PROBLEM DESCRIPTION → Transcribe the entries below exactly.

RECORD LIST →
(begin)

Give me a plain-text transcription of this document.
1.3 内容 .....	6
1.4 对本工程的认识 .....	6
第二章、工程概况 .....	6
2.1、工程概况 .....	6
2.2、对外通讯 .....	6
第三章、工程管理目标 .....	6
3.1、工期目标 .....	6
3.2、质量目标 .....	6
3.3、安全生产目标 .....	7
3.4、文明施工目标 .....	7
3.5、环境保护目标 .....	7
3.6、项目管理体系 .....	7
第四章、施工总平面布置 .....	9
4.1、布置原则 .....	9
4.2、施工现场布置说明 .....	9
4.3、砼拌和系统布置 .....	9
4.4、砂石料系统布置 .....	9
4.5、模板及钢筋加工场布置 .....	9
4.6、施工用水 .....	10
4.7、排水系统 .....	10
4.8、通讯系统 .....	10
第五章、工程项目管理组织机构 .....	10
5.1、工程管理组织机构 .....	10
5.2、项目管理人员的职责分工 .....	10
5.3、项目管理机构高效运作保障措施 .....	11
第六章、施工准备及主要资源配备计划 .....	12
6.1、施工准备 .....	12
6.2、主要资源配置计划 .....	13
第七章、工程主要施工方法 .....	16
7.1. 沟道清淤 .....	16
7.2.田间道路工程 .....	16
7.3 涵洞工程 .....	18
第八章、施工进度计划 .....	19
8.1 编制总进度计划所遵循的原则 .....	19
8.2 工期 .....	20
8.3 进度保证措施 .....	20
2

(end)

ANSWER →
Give me a plain-text transcription of this document.
1.3 内容 .....	6
1.4 对本工程的认识 .....	6
第二章、工程概况 .....	6
2.1、工程概况 .....	6
2.2、对外通讯 .....	6
第三章、工程管理目标 .....	6
3.1、工期目标 .....	6
3.2、质量目标 .....	6
3.3、安全生产目标 .....	7
3.4、文明施工目标 .....	7
3.5、环境保护目标 .....	7
3.6、项目管理体系 .....	7
第四章、施工总平面布置 .....	9
4.1、布置原则 .....	9
4.2、施工现场布置说明 .....	9
4.3、砼拌和系统布置 .....	9
4.4、砂石料系统布置 .....	9
4.5、模板及钢筋加工场布置 .....	9
4.6、施工用水 .....	10
4.7、排水系统 .....	10
4.8、通讯系统 .....	10
第五章、工程项目管理组织机构 .....	10
5.1、工程管理组织机构 .....	10
5.2、项目管理人员的职责分工 .....	10
5.3、项目管理机构高效运作保障措施 .....	11
第六章、施工准备及主要资源配备计划 .....	12
6.1、施工准备 .....	12
6.2、主要资源配置计划 .....	13
第七章、工程主要施工方法 .....	16
7.1. 沟道清淤 .....	16
7.2.田间道路工程 .....	16
7.3 涵洞工程 .....	18
第八章、施工进度计划 .....	19
8.1 编制总进度计划所遵循的原则 .....	19
8.2 工期 .....	20
8.3 进度保证措施 .....	20
2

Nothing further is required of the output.